GIVEN TASK A » Translate this sentence from the thread on sealing a smoker's firebox door into Spanish: "Right now, I am easily holding 230 with the door completely closed and the damper closed all the way."

* START SUPPLIED PASSAGE *

The only other thing i see is that  sooner or later you will need to put a ptex gasket on the lip that the door sits on. since they went to a lighter grade steel the door will warp.

  Just put a good bead of ptex on the lip and cover with plastic wrap . Close the door and push it to snug it down .leave it closed for the entire curing time. open door and remove plastic wrap.  seals any smoke leakage from the door.


----------



## tcs1 (Jun 28, 2015)

Got that on the way with the coal basket.  My biggest issue now is the air around the firebox door.  There is about a 1/8 inch gap between the door and firebox all the way around when it is closed.  My temporary solution is tin foil.  I think I am going to try and put a gasket around the outside of the door opening and see if I can tighten it up that way.  Right now, I am easily holding 230 with the door completely closed and the damper closed all the way.  Very good on fuel consumption, but it is 80 degrees outside


----------



## tcs1 (Jul 14, 2015)

Got the diffuser plate in, along with gaskets.  I also purchased a 12 x 10 x 6 coal box.  Terrible time keeping the temperature up, even with thefirebox door open.  I've used RO lump and Kingsford Competition with Pecan and Apple chunks, but my temp hovers around 210 on the left and 225 on right (box) side.  Inserted tube to the grate level and put in water tray on right side under food grate.  Anyone have any further thoughts on how to get this temp up?


----------



## tcs1 (Jul 15, 2015)

FIxed.  Moved the water tray about 10 inches away from the firebox side and covered some of the bigger holes in the diffuser plate on the right side of the grill.  I now get temps a bit higher on the left side than the right (firebox side).  I also moved the coal box toward the firebox door, away from the cook chamber, which is counter intuitive imo.  That immediately brought the temps over 300 if I leave the firebox vent at full open. Thanks for all the help!!!


----------

* END SUPPLIED PASSAGE *
* START THE INPUT *

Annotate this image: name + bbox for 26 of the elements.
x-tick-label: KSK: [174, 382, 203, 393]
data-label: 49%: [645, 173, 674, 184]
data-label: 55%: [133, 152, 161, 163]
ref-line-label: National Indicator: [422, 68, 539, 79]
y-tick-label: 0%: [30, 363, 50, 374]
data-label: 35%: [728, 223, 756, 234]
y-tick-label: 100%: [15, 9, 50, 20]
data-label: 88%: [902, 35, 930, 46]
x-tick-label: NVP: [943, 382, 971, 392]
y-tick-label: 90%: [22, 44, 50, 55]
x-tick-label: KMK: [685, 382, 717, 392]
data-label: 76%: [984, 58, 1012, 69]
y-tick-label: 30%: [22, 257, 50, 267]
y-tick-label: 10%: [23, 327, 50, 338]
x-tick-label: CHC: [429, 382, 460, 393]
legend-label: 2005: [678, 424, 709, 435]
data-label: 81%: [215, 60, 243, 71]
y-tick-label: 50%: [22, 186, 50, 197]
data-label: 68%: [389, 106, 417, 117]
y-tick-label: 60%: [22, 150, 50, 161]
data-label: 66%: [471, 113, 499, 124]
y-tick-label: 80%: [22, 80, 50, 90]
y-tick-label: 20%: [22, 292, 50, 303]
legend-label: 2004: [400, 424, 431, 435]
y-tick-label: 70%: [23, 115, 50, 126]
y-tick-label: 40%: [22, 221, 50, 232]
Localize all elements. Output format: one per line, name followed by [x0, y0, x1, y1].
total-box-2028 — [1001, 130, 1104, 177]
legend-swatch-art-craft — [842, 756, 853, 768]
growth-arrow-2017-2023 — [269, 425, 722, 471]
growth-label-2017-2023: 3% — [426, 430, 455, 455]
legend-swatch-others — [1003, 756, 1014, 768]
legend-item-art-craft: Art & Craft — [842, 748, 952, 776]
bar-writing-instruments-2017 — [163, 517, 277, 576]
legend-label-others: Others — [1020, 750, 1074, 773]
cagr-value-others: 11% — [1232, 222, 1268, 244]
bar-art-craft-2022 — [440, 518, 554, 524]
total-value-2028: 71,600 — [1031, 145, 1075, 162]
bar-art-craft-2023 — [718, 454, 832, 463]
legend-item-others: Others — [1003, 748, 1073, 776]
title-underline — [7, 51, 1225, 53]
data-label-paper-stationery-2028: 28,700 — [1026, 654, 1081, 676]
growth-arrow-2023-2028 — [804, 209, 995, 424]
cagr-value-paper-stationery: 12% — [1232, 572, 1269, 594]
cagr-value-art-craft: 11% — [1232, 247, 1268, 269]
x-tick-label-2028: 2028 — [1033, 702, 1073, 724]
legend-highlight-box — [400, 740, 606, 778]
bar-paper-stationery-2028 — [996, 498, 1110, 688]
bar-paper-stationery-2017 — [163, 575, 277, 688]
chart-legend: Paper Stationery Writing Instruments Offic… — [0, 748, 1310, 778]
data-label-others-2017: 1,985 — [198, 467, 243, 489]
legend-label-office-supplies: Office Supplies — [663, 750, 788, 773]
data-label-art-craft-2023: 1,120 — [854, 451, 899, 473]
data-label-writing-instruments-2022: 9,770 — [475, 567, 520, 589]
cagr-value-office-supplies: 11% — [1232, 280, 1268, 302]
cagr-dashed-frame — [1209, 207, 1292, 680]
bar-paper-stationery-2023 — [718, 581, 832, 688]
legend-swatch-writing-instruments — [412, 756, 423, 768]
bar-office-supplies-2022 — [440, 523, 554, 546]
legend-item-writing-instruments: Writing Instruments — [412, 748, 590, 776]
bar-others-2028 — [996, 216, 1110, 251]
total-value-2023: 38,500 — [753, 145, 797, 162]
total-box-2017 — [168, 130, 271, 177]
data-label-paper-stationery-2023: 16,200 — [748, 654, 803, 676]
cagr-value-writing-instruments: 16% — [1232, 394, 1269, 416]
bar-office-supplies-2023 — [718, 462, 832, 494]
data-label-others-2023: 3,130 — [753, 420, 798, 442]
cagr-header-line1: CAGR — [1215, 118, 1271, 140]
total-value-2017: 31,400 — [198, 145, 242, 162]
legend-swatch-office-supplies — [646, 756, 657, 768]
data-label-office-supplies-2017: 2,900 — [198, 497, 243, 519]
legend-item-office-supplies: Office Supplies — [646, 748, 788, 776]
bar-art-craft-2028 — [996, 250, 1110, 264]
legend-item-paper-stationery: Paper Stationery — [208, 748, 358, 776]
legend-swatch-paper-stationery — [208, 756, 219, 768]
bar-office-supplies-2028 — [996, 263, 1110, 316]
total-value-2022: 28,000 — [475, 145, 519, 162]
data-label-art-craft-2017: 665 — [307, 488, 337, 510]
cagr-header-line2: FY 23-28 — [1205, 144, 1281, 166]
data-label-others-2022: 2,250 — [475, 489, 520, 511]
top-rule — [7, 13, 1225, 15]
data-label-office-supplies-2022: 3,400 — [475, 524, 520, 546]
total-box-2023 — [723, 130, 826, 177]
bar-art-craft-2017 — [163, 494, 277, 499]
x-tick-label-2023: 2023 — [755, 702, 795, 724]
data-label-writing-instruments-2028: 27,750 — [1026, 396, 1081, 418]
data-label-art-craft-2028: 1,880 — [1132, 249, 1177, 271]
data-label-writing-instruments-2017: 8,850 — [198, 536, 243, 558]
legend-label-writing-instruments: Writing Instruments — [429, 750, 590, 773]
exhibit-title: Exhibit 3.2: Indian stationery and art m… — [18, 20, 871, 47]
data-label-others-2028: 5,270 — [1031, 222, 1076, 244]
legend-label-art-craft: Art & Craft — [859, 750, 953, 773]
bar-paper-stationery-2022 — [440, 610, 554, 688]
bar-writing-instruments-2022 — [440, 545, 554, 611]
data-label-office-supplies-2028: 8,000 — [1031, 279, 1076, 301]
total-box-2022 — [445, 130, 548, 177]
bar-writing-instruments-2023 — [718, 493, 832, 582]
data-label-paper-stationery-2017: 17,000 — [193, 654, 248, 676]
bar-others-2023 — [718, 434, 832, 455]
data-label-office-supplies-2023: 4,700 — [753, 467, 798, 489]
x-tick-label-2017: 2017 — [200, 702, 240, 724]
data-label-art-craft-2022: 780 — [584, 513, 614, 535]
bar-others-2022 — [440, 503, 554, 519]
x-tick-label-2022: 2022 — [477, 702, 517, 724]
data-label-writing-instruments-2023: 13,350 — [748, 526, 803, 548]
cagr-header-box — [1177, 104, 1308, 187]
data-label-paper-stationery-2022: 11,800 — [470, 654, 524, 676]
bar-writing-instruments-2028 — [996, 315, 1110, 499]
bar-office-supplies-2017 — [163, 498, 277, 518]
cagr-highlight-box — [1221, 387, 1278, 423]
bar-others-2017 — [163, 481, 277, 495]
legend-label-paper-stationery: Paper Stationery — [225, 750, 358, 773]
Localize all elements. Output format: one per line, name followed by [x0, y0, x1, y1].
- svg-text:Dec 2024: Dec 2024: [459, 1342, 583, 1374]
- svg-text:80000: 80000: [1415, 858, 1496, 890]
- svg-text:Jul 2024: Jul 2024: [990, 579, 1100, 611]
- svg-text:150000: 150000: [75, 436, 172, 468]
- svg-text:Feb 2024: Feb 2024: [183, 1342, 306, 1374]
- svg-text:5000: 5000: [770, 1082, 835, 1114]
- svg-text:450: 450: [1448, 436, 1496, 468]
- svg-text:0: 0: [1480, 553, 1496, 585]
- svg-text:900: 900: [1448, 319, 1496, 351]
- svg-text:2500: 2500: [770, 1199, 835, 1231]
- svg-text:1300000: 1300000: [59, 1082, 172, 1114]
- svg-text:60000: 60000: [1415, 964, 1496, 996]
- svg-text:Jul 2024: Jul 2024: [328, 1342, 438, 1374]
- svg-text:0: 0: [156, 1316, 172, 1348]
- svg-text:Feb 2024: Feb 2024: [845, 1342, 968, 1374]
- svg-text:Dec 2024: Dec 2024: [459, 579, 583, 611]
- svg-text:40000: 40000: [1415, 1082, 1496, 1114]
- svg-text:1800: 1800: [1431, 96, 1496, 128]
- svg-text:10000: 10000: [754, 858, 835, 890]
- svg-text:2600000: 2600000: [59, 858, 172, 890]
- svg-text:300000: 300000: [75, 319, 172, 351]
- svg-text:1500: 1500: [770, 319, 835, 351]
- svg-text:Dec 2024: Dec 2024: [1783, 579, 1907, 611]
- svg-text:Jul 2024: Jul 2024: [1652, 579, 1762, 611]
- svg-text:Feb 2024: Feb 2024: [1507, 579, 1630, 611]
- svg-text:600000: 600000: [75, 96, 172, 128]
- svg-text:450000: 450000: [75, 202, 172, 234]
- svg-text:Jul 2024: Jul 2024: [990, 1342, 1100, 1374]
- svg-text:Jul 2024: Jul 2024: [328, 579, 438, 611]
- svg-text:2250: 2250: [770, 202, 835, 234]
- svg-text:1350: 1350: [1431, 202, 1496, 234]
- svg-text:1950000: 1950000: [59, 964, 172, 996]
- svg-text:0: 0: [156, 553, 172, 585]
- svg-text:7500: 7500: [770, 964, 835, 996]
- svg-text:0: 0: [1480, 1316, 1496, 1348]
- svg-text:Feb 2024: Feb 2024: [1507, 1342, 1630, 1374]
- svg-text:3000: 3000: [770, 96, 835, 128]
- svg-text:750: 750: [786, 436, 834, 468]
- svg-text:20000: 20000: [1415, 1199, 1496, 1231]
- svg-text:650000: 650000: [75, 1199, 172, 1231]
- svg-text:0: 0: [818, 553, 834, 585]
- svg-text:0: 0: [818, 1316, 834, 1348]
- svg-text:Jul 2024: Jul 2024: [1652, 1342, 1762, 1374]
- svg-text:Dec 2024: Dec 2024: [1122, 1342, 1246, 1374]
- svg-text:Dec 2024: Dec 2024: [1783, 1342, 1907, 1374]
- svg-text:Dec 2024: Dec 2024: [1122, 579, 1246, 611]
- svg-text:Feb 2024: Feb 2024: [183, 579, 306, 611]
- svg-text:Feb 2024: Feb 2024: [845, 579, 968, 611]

* END THE INPUT *

GIVEN TASK B » In the records, take the lines from the start through the line with "y-tick-label: 40%: [22, 221, 50, 232]" and switch every "y-tick-label" to "y-axis-label", leaving all else unchanged.

WRITTEN SOLUTION A » En este momento, mantengo fácilmente 230 con la puerta completamente cerrada y el regulador de tiro cerrado del todo.

WRITTEN SOLUTION B »
Annotate this image: name + bbox for 26 of the elements.
x-tick-label: KSK: [174, 382, 203, 393]
data-label: 49%: [645, 173, 674, 184]
data-label: 55%: [133, 152, 161, 163]
ref-line-label: National Indicator: [422, 68, 539, 79]
y-axis-label: 0%: [30, 363, 50, 374]
data-label: 35%: [728, 223, 756, 234]
y-axis-label: 100%: [15, 9, 50, 20]
data-label: 88%: [902, 35, 930, 46]
x-tick-label: NVP: [943, 382, 971, 392]
y-axis-label: 90%: [22, 44, 50, 55]
x-tick-label: KMK: [685, 382, 717, 392]
data-label: 76%: [984, 58, 1012, 69]
y-axis-label: 30%: [22, 257, 50, 267]
y-axis-label: 10%: [23, 327, 50, 338]
x-tick-label: CHC: [429, 382, 460, 393]
legend-label: 2005: [678, 424, 709, 435]
data-label: 81%: [215, 60, 243, 71]
y-axis-label: 50%: [22, 186, 50, 197]
data-label: 68%: [389, 106, 417, 117]
y-axis-label: 60%: [22, 150, 50, 161]
data-label: 66%: [471, 113, 499, 124]
y-axis-label: 80%: [22, 80, 50, 90]
y-axis-label: 20%: [22, 292, 50, 303]
legend-label: 2004: [400, 424, 431, 435]
y-axis-label: 70%: [23, 115, 50, 126]
y-axis-label: 40%: [22, 221, 50, 232]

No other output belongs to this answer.